*THE EXERCISE*. Copy out every line in which the string "Закупка" occurs.

*EXERCISE DATA*.
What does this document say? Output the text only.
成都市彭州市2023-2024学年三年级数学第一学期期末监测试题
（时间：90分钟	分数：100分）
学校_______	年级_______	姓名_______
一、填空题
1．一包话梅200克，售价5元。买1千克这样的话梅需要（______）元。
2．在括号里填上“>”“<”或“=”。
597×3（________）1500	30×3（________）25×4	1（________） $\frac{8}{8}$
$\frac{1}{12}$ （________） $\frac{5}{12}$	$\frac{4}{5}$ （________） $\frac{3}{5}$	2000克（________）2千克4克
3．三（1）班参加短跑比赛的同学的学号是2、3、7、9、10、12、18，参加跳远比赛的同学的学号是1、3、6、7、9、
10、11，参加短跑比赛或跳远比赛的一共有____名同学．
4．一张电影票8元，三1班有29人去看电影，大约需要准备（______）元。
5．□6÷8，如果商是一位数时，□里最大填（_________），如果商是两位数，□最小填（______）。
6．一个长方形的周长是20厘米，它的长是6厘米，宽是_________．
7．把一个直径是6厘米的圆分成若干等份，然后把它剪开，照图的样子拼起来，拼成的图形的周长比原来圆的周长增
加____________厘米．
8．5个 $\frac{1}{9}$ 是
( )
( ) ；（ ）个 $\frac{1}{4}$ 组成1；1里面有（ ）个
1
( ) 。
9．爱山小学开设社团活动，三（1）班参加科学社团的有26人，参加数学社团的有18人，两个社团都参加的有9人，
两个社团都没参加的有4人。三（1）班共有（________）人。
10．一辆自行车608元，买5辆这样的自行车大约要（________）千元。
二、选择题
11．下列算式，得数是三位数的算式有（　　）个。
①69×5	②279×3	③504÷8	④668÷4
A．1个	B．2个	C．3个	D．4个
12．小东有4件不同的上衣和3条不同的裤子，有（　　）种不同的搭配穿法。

---

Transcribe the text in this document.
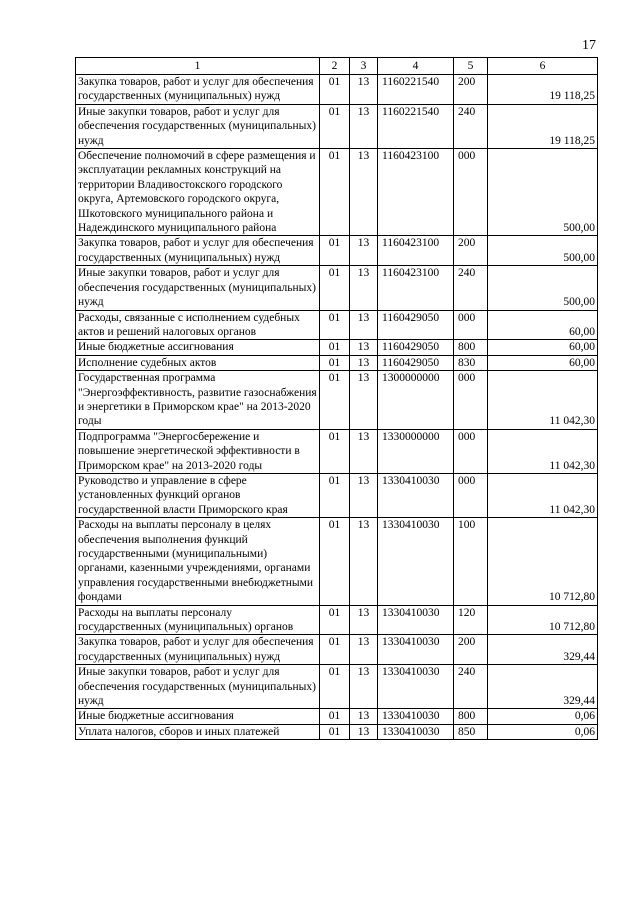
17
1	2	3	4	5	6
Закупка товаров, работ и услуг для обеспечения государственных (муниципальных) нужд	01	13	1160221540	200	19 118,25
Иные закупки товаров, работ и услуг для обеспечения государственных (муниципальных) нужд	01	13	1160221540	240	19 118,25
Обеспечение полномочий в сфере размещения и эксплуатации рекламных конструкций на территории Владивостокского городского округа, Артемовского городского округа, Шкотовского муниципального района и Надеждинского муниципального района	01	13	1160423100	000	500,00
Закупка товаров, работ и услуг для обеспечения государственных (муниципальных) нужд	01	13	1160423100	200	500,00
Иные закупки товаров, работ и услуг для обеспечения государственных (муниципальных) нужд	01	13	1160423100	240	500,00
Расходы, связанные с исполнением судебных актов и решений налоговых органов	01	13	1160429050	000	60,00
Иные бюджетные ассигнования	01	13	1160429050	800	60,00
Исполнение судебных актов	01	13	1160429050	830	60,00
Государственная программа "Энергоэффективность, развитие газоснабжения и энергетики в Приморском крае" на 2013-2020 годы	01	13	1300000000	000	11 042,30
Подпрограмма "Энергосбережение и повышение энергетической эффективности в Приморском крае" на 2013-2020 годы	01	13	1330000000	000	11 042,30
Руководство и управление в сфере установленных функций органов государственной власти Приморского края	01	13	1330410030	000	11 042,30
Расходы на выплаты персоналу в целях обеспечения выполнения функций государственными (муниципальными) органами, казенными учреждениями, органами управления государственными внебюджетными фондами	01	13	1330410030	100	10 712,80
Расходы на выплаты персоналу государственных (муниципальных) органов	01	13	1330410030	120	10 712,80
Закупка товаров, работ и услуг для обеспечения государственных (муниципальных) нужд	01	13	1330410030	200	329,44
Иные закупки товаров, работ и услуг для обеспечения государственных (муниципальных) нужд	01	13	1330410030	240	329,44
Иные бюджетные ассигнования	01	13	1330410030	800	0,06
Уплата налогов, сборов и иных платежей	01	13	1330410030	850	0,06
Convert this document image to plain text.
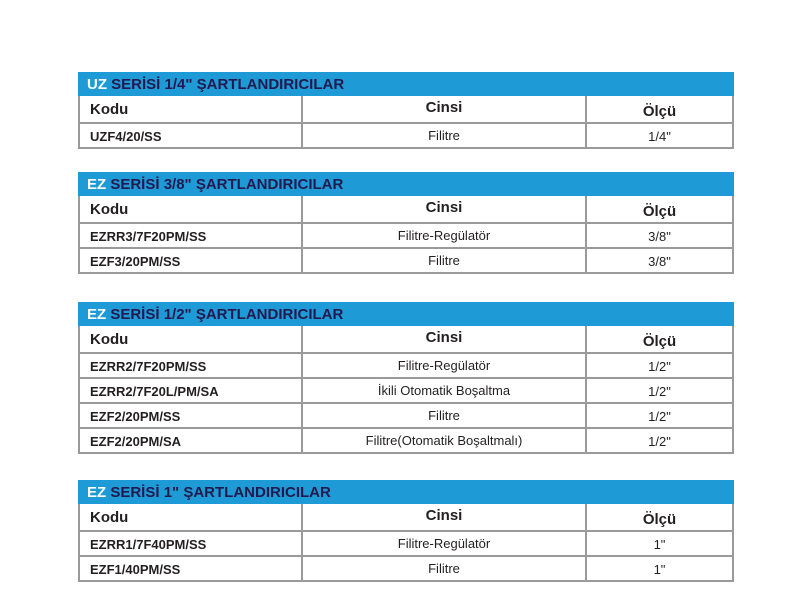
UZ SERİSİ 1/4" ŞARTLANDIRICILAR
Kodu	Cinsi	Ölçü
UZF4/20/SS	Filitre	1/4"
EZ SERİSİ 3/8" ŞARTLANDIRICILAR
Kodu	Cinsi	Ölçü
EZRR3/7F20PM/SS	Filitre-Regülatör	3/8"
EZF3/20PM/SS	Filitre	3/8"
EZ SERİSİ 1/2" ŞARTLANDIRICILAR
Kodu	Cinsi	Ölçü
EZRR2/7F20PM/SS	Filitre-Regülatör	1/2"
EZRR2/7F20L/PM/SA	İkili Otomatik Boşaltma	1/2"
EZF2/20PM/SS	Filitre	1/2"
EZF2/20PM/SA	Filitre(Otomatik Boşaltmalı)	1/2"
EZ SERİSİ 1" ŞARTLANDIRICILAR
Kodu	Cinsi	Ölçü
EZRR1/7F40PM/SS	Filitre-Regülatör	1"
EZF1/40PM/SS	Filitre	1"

*EXERCISE SOLUTION*.
Закупка товаров, работ и услуг для обеспечения государственных (муниципальных) нужд	01	13	1160221540	200	19 118,25
Закупка товаров, работ и услуг для обеспечения государственных (муниципальных) нужд	01	13	1160423100	200	500,00
Закупка товаров, работ и услуг для обеспечения государственных (муниципальных) нужд	01	13	1330410030	200	329,44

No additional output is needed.